A run of records

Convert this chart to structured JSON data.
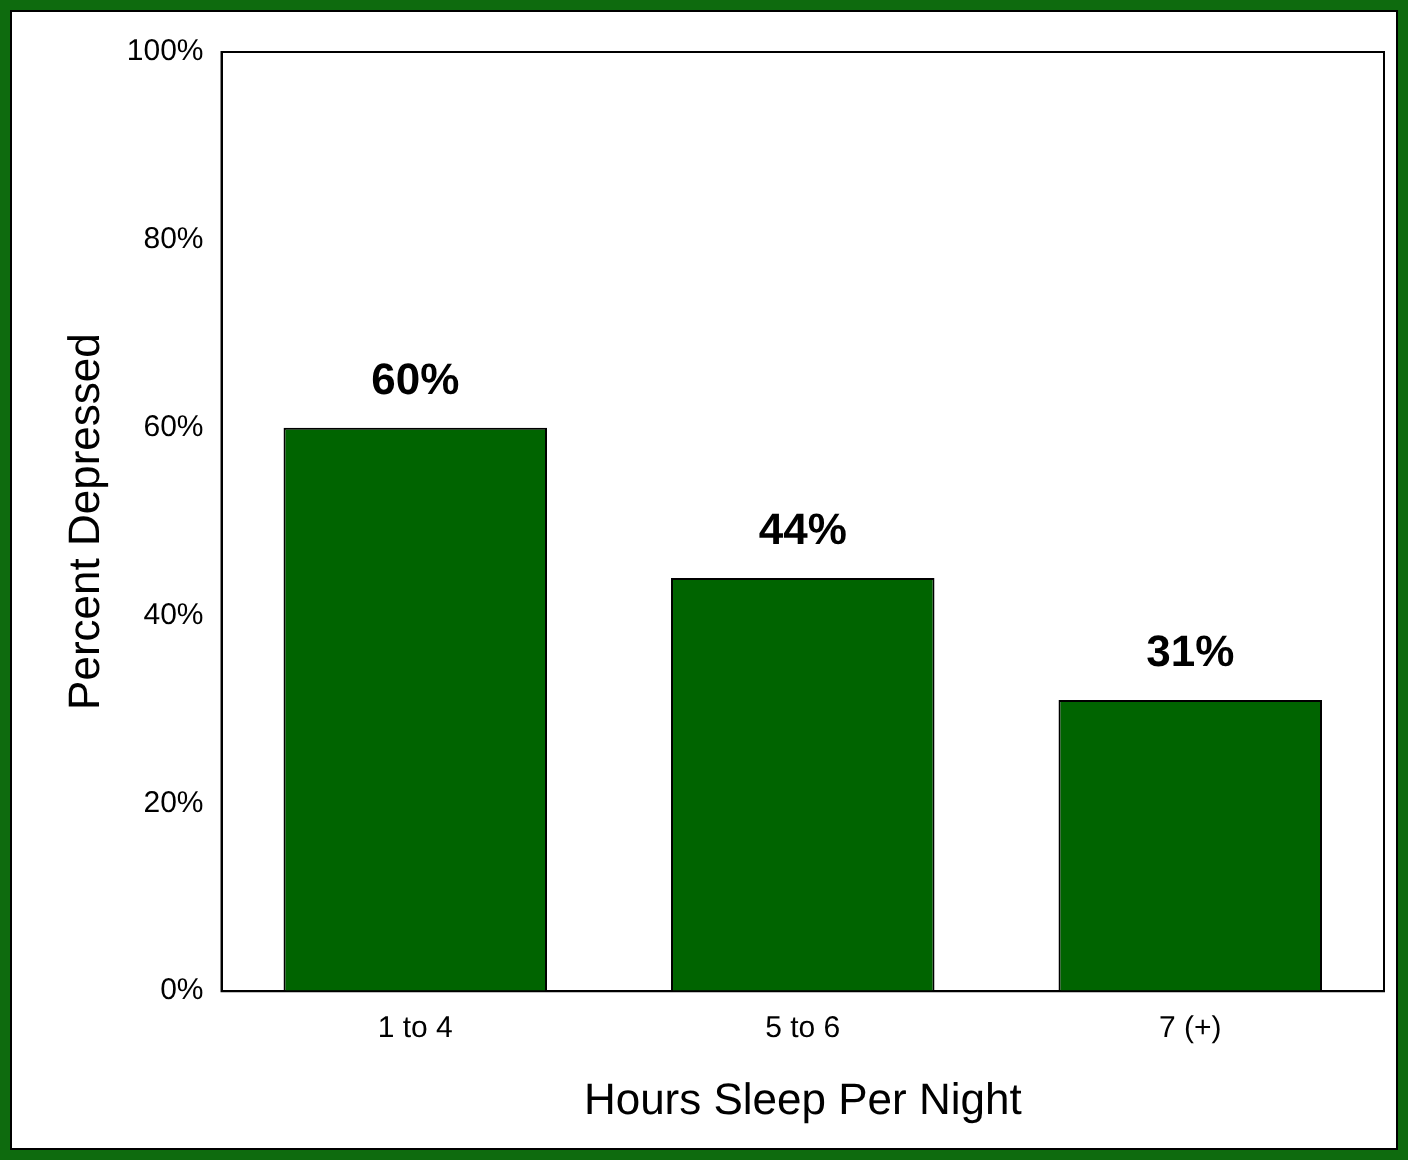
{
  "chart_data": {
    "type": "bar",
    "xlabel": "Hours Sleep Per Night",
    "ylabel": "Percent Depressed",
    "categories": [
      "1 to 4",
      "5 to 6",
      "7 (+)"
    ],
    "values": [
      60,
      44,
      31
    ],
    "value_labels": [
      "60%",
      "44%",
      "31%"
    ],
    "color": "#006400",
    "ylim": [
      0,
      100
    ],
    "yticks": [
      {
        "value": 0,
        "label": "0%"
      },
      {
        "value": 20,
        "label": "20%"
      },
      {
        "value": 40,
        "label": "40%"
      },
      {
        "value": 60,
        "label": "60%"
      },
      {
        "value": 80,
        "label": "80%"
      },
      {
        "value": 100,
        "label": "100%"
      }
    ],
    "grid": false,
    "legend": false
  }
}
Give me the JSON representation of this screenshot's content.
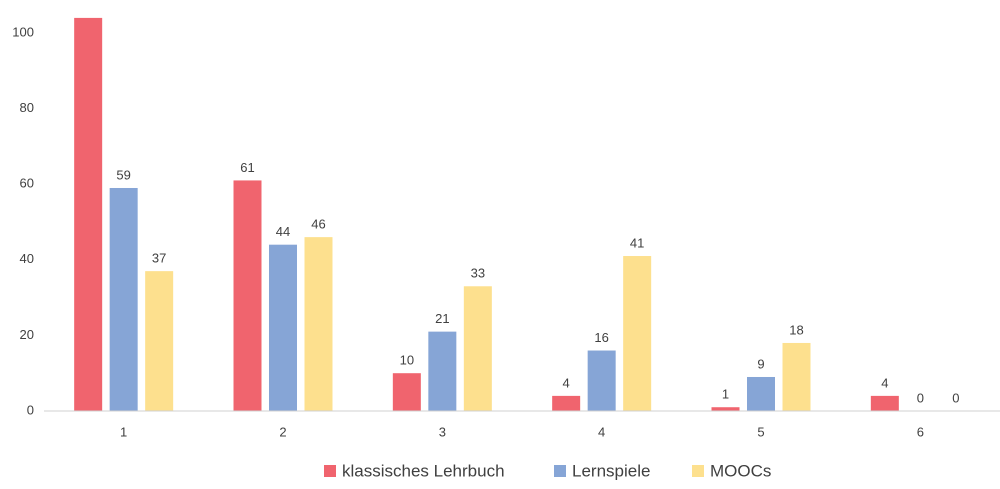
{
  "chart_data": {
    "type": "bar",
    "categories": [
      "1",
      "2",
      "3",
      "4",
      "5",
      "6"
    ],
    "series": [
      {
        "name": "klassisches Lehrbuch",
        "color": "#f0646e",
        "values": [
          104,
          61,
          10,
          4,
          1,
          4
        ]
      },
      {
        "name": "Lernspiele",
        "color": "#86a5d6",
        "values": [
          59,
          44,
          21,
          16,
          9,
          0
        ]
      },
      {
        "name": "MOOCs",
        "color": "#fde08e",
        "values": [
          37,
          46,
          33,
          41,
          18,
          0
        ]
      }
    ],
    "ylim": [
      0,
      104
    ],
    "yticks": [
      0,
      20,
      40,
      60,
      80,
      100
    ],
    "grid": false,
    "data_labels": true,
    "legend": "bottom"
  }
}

> [WHAT THIS TASK INVOLVES] From the listing above, copy every line that holds the string "color".

> [WRITTEN REPLY]
    "color": "#006400",
        "color": "#f0646e",
        "color": "#86a5d6",
        "color": "#fde08e",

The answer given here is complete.